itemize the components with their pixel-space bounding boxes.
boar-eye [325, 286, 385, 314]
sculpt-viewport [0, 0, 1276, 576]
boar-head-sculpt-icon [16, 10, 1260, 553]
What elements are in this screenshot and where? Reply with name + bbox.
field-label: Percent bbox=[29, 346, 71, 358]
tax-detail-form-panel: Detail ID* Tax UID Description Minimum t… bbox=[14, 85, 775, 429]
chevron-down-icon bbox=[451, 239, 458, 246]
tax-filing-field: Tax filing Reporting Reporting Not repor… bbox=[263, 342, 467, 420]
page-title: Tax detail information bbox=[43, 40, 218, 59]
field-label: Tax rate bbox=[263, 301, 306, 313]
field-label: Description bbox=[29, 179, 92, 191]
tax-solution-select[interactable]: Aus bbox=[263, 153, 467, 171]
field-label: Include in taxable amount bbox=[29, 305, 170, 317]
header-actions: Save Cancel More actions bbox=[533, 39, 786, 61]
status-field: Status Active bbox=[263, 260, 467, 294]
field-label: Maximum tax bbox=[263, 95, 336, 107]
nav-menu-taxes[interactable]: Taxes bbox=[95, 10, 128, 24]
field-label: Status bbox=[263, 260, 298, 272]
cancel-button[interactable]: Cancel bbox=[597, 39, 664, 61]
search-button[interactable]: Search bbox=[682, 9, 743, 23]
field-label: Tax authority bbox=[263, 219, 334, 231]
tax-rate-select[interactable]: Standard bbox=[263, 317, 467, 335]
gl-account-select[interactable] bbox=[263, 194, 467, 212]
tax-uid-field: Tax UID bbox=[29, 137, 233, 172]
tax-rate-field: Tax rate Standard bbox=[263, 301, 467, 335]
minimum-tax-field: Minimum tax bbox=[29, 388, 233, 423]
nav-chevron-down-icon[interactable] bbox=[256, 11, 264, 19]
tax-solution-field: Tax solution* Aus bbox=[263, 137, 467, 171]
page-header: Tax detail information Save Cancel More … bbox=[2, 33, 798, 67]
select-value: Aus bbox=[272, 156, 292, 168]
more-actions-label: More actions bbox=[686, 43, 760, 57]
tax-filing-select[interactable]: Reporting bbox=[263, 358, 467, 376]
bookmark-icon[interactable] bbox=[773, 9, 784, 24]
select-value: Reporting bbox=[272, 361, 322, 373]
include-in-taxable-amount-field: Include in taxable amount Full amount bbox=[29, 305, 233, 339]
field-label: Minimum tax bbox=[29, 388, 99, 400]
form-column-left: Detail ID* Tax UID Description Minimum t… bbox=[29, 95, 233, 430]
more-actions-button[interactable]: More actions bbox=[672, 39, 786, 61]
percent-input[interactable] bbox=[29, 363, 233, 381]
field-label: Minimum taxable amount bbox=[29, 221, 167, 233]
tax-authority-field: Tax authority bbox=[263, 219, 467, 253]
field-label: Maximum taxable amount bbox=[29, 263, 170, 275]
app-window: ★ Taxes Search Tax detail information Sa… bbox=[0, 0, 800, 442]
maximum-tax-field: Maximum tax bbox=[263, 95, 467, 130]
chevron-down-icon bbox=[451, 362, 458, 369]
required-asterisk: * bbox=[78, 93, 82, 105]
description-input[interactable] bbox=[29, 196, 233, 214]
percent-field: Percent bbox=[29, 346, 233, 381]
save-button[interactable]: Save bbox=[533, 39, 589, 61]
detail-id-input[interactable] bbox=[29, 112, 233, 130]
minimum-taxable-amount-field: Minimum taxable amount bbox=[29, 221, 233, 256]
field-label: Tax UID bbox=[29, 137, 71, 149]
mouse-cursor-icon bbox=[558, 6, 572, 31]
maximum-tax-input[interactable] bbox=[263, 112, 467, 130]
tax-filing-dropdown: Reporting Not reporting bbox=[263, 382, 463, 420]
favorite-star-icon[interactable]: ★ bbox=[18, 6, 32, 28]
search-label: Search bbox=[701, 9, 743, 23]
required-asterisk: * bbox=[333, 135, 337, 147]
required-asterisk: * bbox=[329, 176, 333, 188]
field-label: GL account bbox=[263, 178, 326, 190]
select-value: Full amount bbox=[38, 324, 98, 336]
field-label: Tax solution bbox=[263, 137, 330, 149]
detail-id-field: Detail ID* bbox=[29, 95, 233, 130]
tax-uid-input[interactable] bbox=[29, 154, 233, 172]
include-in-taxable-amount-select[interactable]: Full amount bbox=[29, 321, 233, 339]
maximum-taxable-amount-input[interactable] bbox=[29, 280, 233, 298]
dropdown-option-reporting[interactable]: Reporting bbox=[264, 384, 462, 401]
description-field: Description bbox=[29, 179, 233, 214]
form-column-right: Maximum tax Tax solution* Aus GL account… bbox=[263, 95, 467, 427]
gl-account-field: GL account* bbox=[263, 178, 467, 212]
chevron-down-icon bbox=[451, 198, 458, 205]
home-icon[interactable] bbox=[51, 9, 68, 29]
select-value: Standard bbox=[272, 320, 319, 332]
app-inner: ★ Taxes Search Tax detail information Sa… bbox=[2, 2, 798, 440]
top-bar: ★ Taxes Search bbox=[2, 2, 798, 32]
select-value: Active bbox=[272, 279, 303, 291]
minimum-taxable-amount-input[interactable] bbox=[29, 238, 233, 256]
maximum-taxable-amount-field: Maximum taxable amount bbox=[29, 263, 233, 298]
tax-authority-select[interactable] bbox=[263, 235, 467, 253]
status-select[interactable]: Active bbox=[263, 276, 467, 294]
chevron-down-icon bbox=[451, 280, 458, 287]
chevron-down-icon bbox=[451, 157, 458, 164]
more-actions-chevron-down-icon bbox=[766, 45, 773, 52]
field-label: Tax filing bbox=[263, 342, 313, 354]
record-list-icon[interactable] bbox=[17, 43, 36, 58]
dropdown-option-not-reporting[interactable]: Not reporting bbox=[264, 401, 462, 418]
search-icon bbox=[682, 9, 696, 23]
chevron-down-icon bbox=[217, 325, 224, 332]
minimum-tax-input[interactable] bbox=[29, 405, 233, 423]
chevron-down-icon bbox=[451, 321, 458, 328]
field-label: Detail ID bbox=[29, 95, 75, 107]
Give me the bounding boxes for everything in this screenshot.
# # # # #
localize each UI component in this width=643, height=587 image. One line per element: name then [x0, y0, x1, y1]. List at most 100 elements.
# # # # #
■ **Exercise brief**
Output as a JSON list of strings the lines starting at the line that contains "What elements are" and ending at the line that contains "field-label: Minimum tax bbox=[29, 388, 99, 400]", both included. Use one string per line and leave out blank lines.

■ **Task solution**
[
  "What elements are in this screenshot and where? Reply with name + bbox.",
  "field-label: Percent bbox=[29, 346, 71, 358]",
  "tax-detail-form-panel: Detail ID* Tax UID Description Minimum t… bbox=[14, 85, 775, 429]",
  "chevron-down-icon bbox=[451, 239, 458, 246]",
  "tax-filing-field: Tax filing Reporting Reporting Not repor… bbox=[263, 342, 467, 420]",
  "page-title: Tax detail information bbox=[43, 40, 218, 59]",
  "field-label: Tax rate bbox=[263, 301, 306, 313]",
  "field-label: Description bbox=[29, 179, 92, 191]",
  "tax-solution-select[interactable]: Aus bbox=[263, 153, 467, 171]",
  "field-label: Include in taxable amount bbox=[29, 305, 170, 317]",
  "header-actions: Save Cancel More actions bbox=[533, 39, 786, 61]",
  "status-field: Status Active bbox=[263, 260, 467, 294]",
  "field-label: Maximum tax bbox=[263, 95, 336, 107]",
  "nav-menu-taxes[interactable]: Taxes bbox=[95, 10, 128, 24]",
  "field-label: Status bbox=[263, 260, 298, 272]",
  "cancel-button[interactable]: Cancel bbox=[597, 39, 664, 61]",
  "search-button[interactable]: Search bbox=[682, 9, 743, 23]",
  "field-label: Tax authority bbox=[263, 219, 334, 231]",
  "tax-rate-select[interactable]: Standard bbox=[263, 317, 467, 335]",
  "gl-account-select[interactable] bbox=[263, 194, 467, 212]",
  "tax-uid-field: Tax UID bbox=[29, 137, 233, 172]",
  "tax-rate-field: Tax rate Standard bbox=[263, 301, 467, 335]",
  "minimum-tax-field: Minimum tax bbox=[29, 388, 233, 423]",
  "nav-chevron-down-icon[interactable] bbox=[256, 11, 264, 19]",
  "tax-solution-field: Tax solution* Aus bbox=[263, 137, 467, 171]",
  "page-header: Tax detail information Save Cancel More … bbox=[2, 33, 798, 67]",
  "select-value: Aus bbox=[272, 156, 292, 168]",
  "more-actions-label: More actions bbox=[686, 43, 760, 57]",
  "tax-filing-select[interactable]: Reporting bbox=[263, 358, 467, 376]",
  "bookmark-icon[interactable] bbox=[773, 9, 784, 24]",
  "select-value: Reporting bbox=[272, 361, 322, 373]",
  "include-in-taxable-amount-field: Include in taxable amount Full amount bbox=[29, 305, 233, 339]",
  "field-label: Minimum tax bbox=[29, 388, 99, 400]"
]